[Collected data entries]
-*-*-

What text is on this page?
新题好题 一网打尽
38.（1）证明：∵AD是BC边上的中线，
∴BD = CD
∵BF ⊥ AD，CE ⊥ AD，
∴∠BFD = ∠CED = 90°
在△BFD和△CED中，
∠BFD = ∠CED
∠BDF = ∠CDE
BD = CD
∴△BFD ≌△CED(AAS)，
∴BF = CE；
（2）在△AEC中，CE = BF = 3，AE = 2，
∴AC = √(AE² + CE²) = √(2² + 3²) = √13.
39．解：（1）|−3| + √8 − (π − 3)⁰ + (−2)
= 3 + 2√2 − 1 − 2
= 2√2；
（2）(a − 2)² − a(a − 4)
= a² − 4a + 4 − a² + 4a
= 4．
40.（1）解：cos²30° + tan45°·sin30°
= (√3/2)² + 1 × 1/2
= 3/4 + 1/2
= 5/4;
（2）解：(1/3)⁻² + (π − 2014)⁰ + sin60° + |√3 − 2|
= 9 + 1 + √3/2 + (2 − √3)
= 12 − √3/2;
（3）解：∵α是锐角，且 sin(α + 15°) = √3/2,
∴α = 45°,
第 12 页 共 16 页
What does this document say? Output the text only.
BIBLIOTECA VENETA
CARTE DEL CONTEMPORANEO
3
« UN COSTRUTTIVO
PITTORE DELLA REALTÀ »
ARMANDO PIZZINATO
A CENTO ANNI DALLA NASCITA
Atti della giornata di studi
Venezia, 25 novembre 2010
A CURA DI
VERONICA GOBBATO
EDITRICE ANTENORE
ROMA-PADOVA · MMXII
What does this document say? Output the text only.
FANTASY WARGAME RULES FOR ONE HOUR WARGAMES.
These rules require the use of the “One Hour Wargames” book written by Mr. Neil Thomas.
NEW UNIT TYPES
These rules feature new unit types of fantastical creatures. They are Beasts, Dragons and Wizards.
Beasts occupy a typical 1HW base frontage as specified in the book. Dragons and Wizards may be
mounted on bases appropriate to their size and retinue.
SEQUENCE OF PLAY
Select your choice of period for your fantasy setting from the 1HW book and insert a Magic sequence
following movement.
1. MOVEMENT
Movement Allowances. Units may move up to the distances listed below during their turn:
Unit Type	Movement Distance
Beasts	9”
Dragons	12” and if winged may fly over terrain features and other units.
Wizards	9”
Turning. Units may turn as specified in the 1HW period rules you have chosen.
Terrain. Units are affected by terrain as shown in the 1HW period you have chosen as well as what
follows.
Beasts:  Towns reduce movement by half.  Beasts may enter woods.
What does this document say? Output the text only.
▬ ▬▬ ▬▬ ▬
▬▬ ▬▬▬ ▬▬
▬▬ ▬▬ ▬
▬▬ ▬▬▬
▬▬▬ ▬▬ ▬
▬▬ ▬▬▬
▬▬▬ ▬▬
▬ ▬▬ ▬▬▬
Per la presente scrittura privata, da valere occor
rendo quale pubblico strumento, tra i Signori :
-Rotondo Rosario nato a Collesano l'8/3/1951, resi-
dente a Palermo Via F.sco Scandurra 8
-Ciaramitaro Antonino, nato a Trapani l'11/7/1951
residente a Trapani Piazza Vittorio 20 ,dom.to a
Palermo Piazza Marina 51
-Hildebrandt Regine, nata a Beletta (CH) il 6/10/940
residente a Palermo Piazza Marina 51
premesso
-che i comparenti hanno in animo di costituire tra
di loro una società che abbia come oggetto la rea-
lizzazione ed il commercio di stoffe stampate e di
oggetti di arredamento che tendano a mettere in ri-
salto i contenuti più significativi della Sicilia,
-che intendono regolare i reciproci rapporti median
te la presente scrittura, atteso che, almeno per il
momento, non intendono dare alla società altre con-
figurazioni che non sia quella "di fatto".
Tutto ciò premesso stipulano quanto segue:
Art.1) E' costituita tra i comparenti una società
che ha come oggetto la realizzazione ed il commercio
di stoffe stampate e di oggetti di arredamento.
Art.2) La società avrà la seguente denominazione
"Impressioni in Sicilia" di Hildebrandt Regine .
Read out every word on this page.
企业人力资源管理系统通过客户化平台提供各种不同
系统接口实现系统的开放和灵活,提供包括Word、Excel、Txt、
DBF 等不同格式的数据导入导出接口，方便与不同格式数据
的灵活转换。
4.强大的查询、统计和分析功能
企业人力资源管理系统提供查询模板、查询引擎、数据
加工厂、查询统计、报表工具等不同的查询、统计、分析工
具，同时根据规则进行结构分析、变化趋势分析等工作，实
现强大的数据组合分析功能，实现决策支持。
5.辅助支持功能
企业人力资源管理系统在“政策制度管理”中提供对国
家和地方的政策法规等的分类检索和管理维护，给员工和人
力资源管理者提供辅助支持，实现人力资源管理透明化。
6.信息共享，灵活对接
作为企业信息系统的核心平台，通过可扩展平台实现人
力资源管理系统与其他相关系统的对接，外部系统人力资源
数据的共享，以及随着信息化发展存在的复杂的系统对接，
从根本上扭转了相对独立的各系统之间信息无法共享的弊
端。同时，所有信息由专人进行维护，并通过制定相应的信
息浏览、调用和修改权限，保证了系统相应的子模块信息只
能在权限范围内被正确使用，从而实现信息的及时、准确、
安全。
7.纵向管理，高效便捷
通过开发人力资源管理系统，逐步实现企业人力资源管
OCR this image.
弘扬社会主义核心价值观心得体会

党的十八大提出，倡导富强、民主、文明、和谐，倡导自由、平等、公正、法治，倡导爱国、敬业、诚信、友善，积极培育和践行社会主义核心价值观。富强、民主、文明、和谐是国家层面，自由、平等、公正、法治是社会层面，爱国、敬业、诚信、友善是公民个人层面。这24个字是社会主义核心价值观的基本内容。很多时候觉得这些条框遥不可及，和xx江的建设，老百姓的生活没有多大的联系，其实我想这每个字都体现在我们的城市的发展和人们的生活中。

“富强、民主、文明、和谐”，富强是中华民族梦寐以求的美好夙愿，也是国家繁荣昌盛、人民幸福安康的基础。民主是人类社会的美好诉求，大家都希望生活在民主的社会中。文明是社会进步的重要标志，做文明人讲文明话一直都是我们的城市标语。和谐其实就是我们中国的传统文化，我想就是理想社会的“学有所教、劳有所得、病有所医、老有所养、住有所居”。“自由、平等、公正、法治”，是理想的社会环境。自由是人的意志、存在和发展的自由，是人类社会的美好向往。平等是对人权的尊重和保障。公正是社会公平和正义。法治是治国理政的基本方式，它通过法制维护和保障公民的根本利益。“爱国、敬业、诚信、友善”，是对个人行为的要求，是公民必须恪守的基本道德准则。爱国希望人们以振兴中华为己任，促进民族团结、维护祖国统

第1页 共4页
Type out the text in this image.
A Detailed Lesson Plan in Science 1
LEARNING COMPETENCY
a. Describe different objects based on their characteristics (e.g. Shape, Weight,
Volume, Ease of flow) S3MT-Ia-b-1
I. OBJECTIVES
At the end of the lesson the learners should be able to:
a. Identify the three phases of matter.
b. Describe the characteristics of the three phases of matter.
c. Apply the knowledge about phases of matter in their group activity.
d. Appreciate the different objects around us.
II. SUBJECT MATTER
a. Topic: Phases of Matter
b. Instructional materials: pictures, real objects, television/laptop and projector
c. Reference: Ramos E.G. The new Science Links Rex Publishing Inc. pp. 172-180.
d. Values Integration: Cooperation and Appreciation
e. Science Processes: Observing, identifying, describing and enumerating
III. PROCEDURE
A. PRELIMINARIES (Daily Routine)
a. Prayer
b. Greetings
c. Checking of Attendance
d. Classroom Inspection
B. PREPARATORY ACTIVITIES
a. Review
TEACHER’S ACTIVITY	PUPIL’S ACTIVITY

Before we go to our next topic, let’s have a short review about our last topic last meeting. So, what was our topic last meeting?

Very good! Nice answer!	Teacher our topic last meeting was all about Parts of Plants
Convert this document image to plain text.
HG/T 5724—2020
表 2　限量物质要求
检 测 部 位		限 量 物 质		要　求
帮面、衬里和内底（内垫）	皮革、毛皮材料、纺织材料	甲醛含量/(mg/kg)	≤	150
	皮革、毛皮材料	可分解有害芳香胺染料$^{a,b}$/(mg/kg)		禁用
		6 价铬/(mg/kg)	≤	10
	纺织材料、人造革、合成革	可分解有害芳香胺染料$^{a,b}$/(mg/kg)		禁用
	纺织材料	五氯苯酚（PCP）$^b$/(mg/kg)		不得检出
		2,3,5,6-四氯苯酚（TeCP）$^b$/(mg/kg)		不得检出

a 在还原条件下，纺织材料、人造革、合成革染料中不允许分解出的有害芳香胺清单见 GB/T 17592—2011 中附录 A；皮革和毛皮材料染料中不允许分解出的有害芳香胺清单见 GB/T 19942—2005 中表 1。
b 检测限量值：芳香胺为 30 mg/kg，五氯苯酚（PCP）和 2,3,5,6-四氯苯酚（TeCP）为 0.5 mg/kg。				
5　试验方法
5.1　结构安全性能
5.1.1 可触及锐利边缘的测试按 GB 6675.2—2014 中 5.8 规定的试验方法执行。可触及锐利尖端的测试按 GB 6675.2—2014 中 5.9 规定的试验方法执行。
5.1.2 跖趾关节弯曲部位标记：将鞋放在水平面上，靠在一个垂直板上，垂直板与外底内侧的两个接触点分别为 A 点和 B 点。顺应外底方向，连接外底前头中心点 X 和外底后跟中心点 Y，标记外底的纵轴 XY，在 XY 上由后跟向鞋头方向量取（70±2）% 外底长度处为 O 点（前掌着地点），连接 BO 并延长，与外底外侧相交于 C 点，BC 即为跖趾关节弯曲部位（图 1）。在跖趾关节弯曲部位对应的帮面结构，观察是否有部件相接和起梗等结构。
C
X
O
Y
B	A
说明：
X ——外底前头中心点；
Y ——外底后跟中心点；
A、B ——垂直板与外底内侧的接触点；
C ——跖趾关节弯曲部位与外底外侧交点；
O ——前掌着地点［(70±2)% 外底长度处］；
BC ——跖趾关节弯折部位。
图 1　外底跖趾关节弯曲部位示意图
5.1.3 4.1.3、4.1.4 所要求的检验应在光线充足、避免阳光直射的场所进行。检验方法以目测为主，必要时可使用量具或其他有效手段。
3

-*-*-

● **SET PROBLEM**
Within the records, how many lines include "Marina"? The answer is the number and nothing else.

● **OUTPUT OF THE TASK**
2